Written problem:
Can you put the lines of the records below into a numbered list, starting with the line that contains "reaction-count: 1 bbox=[978, 443, 996, 480]" and going on through the line that contains "comment-text: 我的露營車都可以容納兩個 烏克蘭可憐的小妹", with any blank lines left out?

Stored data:
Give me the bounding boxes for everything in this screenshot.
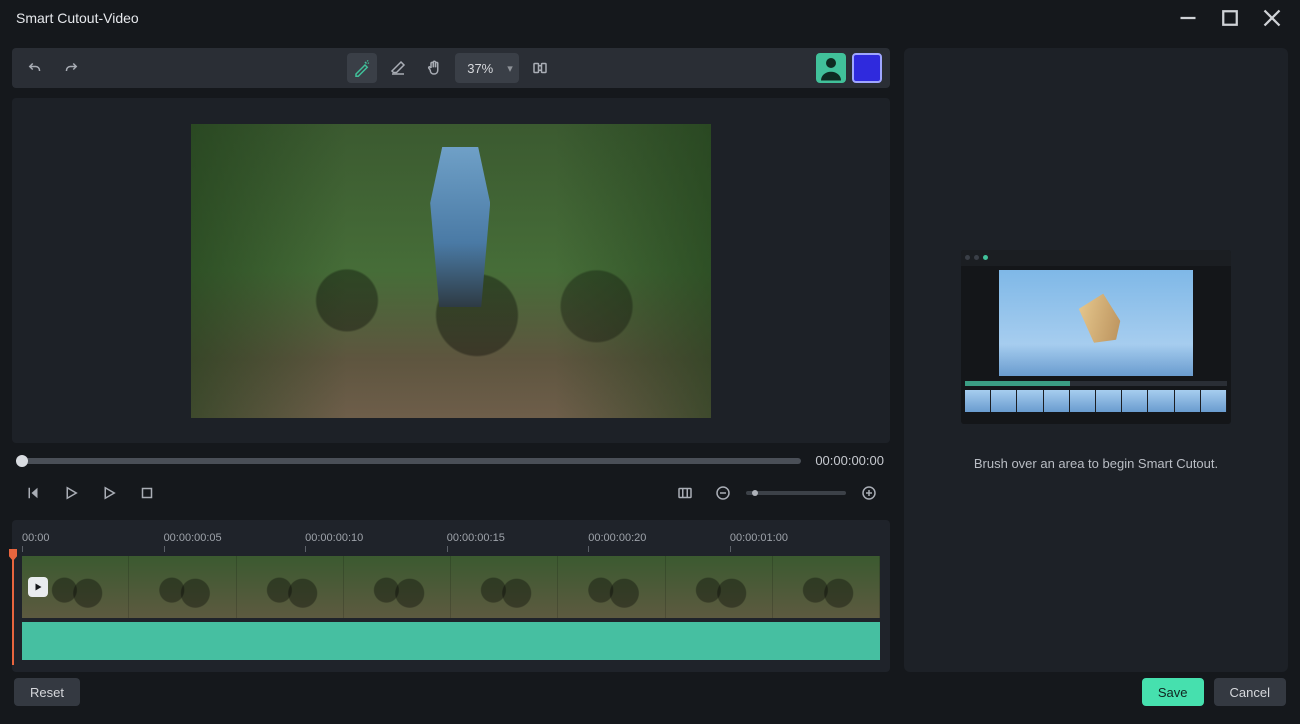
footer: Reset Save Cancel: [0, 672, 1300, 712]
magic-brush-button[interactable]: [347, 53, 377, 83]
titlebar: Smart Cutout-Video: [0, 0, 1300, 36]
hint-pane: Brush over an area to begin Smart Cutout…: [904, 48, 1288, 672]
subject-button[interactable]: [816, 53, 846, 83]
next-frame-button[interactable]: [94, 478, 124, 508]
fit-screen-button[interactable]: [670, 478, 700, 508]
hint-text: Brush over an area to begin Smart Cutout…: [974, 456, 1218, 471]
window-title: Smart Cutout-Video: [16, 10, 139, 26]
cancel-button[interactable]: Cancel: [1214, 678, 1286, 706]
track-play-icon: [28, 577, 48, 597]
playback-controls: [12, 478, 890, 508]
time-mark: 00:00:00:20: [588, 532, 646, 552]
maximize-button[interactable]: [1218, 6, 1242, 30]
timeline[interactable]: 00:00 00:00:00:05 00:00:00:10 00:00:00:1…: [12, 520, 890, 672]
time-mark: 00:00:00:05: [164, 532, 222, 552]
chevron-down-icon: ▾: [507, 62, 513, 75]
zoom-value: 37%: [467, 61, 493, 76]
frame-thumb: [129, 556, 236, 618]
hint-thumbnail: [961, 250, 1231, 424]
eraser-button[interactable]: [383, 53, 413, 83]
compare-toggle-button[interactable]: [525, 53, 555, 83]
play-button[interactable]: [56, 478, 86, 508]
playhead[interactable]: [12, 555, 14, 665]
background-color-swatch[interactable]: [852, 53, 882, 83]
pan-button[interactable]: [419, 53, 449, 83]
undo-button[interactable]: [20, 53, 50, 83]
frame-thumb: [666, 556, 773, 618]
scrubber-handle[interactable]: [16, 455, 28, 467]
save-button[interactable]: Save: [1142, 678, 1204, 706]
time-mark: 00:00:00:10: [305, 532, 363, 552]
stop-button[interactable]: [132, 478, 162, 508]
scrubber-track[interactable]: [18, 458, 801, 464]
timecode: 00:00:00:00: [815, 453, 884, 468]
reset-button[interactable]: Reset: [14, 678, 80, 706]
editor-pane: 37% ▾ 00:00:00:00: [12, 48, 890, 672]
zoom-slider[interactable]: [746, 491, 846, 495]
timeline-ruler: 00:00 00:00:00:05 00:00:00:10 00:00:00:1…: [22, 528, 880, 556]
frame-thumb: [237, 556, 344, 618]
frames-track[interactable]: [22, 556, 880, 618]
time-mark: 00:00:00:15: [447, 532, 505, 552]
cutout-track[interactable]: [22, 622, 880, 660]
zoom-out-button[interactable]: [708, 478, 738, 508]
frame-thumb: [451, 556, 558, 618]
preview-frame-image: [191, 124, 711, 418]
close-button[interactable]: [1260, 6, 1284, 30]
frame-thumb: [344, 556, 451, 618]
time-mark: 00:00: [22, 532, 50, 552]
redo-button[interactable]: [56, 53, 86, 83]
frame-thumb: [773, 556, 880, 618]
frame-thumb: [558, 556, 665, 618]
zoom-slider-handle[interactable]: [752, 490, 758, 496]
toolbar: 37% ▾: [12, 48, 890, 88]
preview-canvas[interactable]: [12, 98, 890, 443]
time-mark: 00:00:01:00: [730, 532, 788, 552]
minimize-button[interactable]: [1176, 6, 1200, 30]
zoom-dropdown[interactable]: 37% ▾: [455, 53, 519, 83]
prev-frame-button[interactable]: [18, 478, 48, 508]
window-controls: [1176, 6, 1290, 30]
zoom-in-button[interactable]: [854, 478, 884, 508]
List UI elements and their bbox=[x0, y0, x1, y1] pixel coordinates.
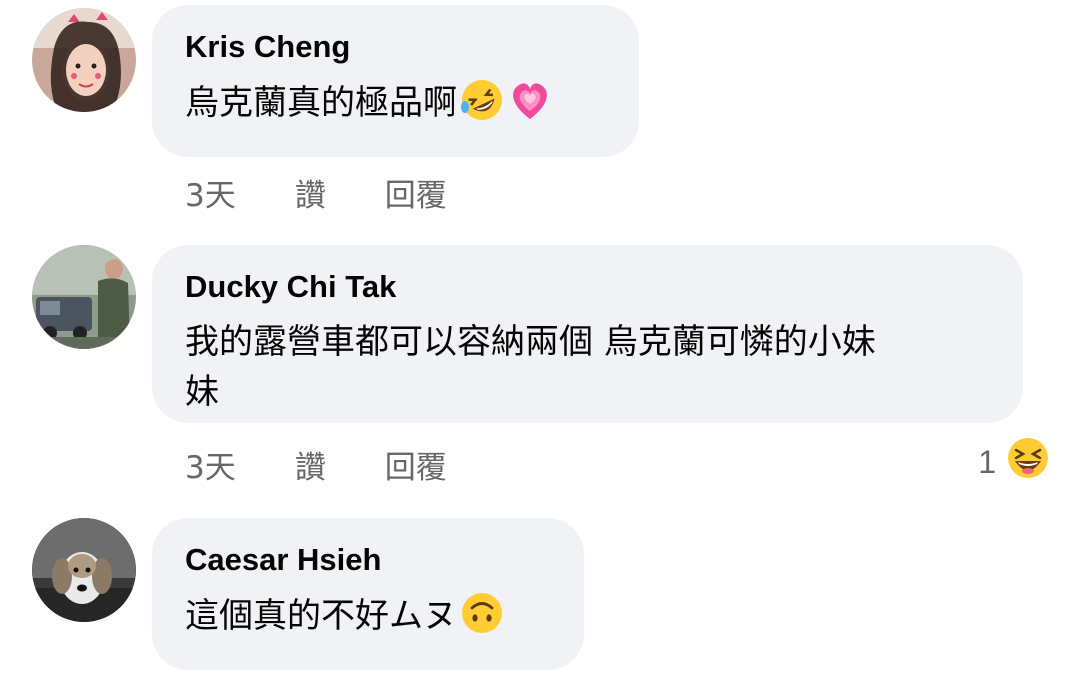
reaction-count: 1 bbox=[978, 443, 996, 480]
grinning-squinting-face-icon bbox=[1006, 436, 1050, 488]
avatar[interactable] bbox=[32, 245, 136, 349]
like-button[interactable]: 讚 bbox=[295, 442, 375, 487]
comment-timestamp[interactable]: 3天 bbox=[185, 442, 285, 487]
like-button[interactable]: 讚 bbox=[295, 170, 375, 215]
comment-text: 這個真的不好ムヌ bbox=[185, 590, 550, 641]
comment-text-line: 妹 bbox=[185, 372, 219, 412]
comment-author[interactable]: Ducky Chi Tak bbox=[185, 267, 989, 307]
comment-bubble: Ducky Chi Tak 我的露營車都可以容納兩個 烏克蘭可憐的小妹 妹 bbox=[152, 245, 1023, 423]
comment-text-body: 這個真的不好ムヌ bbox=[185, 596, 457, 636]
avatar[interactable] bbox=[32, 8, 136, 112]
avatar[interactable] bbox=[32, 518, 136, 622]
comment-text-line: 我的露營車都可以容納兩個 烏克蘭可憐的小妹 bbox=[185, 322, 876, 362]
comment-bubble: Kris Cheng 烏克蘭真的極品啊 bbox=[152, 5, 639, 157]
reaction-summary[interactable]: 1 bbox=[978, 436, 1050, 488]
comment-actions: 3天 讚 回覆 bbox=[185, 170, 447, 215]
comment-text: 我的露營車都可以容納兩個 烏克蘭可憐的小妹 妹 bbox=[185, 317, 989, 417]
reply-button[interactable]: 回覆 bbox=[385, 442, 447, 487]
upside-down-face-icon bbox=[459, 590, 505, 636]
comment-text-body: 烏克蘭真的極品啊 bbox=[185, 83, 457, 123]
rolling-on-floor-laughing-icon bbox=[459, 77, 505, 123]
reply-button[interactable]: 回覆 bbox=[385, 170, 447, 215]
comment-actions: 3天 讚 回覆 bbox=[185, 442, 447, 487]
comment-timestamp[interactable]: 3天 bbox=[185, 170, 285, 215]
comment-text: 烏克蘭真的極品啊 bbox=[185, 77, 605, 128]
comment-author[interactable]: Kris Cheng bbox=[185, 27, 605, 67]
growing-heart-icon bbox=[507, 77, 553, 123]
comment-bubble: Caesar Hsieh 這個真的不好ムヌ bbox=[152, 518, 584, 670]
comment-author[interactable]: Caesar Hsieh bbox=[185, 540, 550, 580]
--
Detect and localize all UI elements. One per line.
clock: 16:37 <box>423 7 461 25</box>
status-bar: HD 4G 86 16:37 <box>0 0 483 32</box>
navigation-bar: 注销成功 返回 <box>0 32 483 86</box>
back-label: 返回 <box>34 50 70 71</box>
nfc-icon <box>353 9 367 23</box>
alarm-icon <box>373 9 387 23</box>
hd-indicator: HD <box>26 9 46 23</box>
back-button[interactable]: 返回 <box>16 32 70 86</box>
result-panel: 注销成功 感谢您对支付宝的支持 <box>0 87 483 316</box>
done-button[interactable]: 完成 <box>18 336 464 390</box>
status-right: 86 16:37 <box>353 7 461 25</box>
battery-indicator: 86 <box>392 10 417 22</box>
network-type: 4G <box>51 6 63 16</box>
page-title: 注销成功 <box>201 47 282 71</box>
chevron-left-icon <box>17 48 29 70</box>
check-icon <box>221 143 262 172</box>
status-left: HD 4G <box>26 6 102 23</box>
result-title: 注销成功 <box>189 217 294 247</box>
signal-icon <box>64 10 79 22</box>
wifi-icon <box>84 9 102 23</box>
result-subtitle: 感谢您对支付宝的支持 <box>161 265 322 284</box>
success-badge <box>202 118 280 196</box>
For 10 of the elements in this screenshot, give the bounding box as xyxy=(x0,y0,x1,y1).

Exercise output:
1. reaction-count: 1 bbox=[978, 443, 996, 480]
2. grinning-squinting-face-icon bbox=[1006, 436, 1050, 488]
3. avatar[interactable] bbox=[32, 245, 136, 349]
4. like-button[interactable]: 讚 bbox=[295, 442, 375, 487]
5. comment-timestamp[interactable]: 3天 bbox=[185, 442, 285, 487]
6. like-button[interactable]: 讚 bbox=[295, 170, 375, 215]
7. comment-text: 這個真的不好ムヌ bbox=[185, 590, 550, 641]
8. comment-text-line: 妹 bbox=[185, 372, 219, 412]
9. comment-author[interactable]: Ducky Chi Tak bbox=[185, 267, 989, 307]
10. comment-bubble: Ducky Chi Tak 我的露營車都可以容納兩個 烏克蘭可憐的小妹 妹 bbox=[152, 245, 1023, 423]
11. comment-text-body: 這個真的不好ムヌ bbox=[185, 596, 457, 636]
12. avatar[interactable] bbox=[32, 8, 136, 112]
13. avatar[interactable] bbox=[32, 518, 136, 622]
14. comment-text-line: 我的露營車都可以容納兩個 烏克蘭可憐的小妹 bbox=[185, 322, 876, 362]
15. comment-bubble: Kris Cheng 烏克蘭真的極品啊 bbox=[152, 5, 639, 157]
16. reaction-summary[interactable]: 1 bbox=[978, 436, 1050, 488]
17. comment-actions: 3天 讚 回覆 bbox=[185, 170, 447, 215]
18. comment-text: 我的露營車都可以容納兩個 烏克蘭可憐的小妹 妹 bbox=[185, 317, 989, 417]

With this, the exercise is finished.